╭─ Records to use

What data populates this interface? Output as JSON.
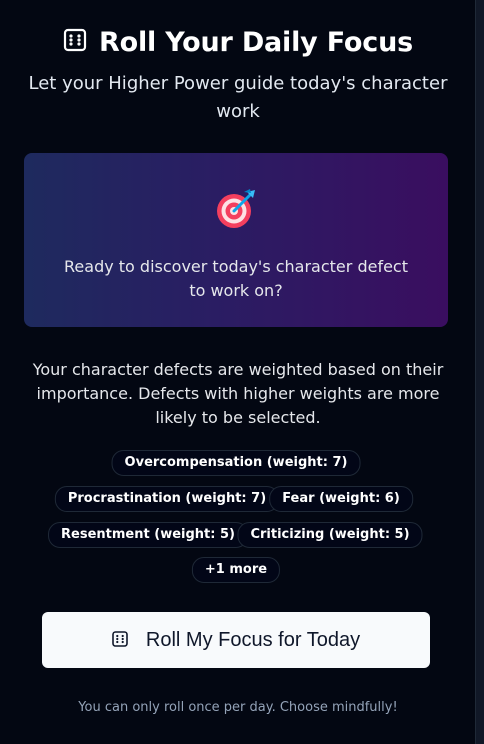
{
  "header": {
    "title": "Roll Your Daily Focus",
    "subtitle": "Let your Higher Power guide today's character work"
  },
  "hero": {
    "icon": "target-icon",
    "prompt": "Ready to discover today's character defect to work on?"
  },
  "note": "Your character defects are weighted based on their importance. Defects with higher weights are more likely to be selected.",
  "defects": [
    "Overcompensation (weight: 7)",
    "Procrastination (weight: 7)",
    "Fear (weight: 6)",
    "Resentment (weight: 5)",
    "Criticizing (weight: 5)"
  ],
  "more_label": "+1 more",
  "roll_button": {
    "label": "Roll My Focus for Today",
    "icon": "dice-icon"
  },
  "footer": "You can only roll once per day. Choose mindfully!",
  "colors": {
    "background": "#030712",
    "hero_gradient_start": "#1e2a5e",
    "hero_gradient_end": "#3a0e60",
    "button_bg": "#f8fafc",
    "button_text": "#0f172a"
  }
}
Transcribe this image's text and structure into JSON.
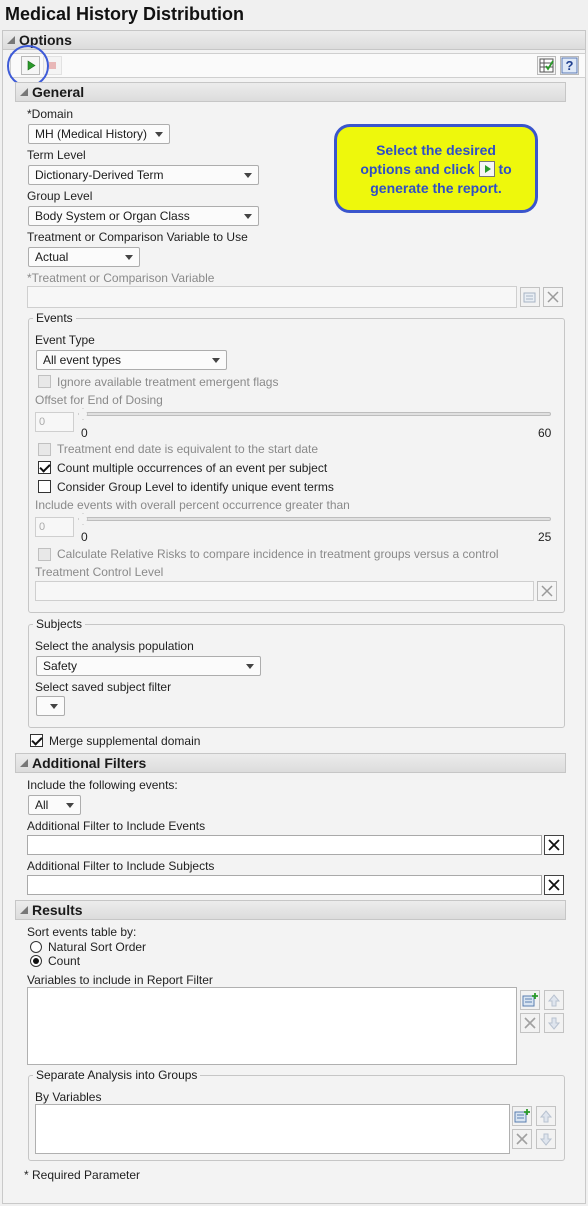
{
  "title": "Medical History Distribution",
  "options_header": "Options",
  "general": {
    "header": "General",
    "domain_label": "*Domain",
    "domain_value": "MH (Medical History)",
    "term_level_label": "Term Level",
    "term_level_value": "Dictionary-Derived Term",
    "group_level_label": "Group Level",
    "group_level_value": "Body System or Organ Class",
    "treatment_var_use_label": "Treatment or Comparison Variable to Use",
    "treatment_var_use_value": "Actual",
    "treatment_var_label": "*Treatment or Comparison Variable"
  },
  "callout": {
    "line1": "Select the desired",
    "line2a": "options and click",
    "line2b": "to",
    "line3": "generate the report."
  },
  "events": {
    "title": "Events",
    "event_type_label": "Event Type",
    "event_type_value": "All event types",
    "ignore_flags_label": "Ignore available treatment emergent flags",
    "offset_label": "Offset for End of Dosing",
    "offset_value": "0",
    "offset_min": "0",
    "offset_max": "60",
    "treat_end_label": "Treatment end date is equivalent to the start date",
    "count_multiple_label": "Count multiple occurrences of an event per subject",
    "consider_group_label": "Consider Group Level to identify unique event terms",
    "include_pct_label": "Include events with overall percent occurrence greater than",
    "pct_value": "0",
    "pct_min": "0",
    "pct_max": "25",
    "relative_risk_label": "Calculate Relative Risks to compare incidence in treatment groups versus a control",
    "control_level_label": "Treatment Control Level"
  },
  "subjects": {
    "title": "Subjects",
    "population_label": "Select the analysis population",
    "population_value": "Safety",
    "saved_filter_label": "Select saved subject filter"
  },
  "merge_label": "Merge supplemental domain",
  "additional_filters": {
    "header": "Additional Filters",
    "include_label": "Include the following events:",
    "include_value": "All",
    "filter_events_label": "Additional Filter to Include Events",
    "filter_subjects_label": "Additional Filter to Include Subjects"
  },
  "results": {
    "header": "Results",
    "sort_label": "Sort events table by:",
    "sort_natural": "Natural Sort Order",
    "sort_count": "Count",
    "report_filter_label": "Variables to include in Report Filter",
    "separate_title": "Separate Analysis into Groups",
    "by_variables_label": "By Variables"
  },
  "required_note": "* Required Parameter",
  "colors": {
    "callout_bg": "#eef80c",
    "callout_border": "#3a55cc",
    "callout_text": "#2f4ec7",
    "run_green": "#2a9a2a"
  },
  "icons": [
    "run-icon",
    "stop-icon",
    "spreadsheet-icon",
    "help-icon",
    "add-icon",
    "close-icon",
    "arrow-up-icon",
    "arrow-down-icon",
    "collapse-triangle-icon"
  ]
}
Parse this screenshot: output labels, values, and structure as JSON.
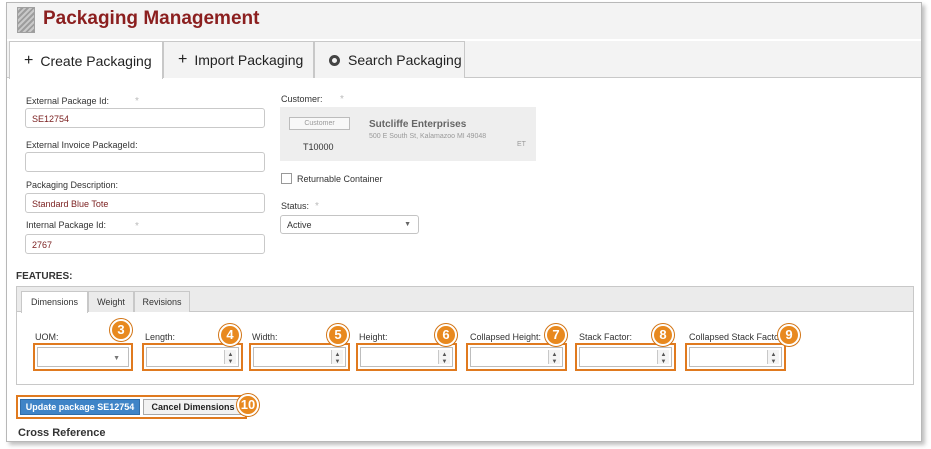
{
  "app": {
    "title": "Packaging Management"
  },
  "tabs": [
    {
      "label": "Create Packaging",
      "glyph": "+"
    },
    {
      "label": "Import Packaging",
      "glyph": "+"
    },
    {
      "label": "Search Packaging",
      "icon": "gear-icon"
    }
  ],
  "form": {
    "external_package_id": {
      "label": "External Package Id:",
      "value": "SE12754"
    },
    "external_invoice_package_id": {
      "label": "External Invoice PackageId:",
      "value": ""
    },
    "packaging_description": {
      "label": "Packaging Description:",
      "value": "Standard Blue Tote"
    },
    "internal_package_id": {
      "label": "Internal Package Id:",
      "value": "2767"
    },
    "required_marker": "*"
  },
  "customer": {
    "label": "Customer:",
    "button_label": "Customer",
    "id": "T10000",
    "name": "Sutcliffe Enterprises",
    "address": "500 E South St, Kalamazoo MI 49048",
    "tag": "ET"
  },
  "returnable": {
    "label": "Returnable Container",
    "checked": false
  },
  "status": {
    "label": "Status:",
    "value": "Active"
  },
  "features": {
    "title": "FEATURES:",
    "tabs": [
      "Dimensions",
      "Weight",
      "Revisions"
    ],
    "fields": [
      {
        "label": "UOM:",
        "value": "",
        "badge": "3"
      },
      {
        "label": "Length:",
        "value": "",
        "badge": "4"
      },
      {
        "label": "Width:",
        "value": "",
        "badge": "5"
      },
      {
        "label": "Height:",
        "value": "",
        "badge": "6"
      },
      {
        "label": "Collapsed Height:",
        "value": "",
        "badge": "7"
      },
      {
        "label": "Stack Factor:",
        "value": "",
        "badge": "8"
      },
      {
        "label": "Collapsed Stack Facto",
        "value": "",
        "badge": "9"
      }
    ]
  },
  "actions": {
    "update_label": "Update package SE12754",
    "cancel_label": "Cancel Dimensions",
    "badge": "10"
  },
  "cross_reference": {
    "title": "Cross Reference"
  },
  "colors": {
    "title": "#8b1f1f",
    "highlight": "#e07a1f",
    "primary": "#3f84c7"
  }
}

╰─
╭─ Records to use

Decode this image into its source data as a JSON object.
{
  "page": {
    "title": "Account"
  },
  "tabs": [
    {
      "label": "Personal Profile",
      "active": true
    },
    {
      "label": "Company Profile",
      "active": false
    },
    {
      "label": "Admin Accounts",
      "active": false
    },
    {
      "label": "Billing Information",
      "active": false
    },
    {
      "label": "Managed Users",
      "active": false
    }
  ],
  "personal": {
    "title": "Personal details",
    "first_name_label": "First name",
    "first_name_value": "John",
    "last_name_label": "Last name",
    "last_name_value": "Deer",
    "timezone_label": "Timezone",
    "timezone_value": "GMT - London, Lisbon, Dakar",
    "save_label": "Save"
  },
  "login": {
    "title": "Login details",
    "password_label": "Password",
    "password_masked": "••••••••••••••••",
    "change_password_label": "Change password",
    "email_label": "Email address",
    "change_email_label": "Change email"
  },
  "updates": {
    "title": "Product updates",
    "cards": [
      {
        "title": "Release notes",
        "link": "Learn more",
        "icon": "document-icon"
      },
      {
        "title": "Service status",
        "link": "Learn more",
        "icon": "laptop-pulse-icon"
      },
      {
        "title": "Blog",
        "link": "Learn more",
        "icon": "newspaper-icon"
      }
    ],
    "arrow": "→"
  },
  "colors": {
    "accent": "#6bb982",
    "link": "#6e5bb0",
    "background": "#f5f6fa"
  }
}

╰─
╭─ Records to use

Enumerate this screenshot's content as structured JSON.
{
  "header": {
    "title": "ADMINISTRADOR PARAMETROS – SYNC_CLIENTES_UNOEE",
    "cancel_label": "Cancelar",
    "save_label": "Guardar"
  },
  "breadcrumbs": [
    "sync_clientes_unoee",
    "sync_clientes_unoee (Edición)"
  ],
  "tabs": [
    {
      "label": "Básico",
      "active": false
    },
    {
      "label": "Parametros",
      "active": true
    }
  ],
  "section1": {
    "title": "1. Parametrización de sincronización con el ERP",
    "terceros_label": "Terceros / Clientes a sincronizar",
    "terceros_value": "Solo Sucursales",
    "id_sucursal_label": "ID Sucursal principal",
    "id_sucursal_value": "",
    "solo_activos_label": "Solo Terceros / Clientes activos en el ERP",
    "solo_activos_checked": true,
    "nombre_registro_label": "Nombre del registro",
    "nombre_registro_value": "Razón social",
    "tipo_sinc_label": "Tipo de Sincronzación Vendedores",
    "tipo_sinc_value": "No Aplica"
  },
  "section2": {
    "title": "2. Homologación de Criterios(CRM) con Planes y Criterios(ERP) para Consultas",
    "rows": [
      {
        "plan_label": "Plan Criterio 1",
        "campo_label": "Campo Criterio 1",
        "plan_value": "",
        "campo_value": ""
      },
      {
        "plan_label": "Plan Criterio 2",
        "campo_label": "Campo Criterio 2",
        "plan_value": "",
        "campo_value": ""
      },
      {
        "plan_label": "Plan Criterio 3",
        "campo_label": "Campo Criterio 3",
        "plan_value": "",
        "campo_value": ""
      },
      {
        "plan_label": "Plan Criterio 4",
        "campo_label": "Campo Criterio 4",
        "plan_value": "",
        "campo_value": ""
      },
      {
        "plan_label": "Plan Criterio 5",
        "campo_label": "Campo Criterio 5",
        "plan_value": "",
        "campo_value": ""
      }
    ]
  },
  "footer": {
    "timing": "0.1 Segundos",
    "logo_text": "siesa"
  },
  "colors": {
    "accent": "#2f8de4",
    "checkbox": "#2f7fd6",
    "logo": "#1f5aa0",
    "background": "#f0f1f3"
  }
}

╰─

Objective
Your reply is one number: how many lines of the records above contain the word "Focus".

Expected output
2